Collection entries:
::::::::

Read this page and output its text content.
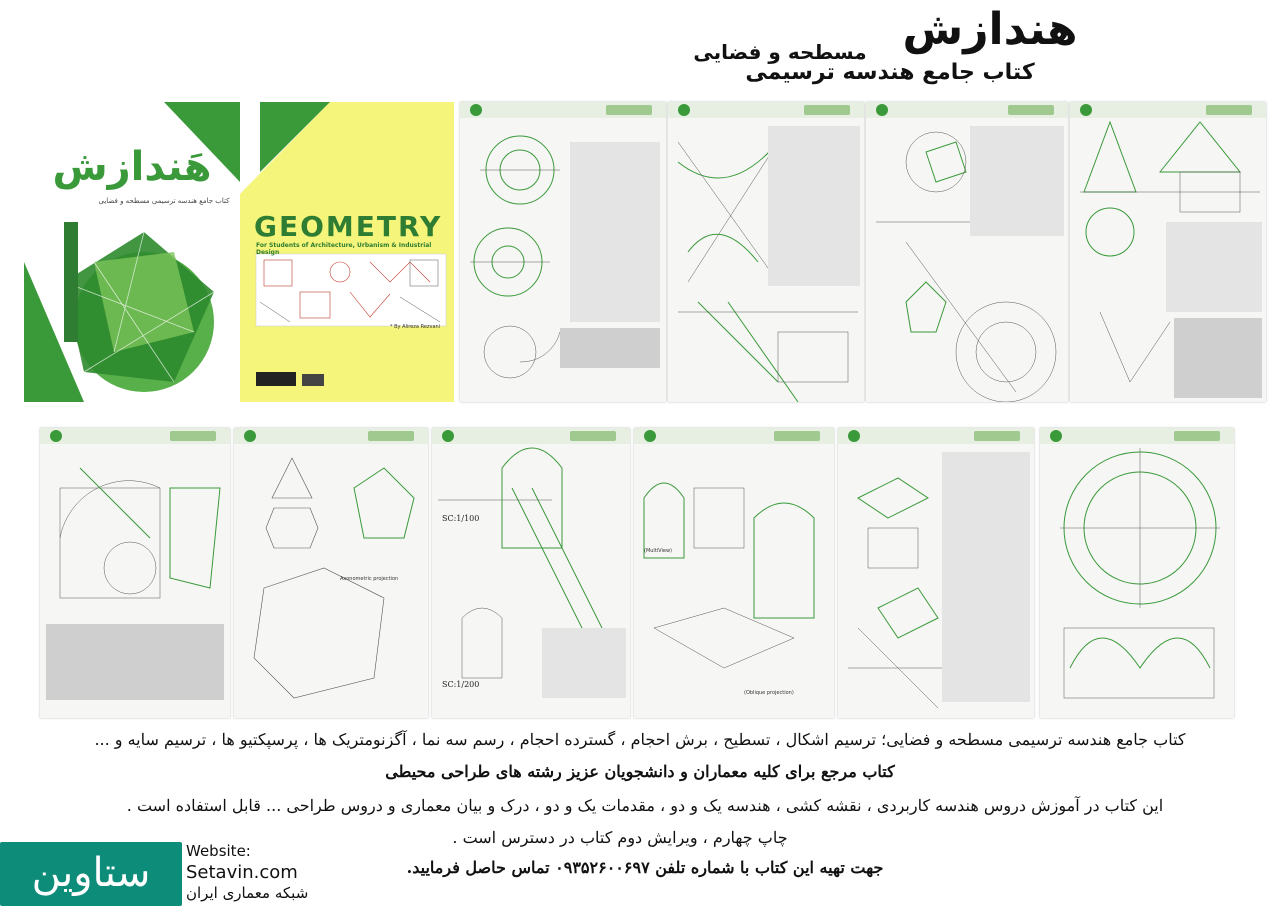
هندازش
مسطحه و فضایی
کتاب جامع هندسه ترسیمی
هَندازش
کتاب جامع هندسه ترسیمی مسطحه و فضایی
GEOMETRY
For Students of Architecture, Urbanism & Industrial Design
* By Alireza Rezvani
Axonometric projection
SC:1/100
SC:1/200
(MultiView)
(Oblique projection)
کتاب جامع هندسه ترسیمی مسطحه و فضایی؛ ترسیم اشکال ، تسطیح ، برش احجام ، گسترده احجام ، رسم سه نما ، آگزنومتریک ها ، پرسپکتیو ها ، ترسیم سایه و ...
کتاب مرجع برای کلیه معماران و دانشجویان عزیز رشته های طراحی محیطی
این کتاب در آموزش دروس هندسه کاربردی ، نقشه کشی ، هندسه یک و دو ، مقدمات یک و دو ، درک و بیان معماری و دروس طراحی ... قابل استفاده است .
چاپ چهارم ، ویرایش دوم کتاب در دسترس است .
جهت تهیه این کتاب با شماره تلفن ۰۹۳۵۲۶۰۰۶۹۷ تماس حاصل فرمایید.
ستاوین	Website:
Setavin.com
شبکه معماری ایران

::::::::

Stated exercise: Scan the material above. Return every line containing the string "طراحی".

Task result:
کتاب مرجع برای کلیه معماران و دانشجویان عزیز رشته های طراحی محیطی
این کتاب در آموزش دروس هندسه کاربردی ، نقشه کشی ، هندسه یک و دو ، مقدمات یک و دو ، درک و بیان معماری و دروس طراحی ... قابل استفاده است .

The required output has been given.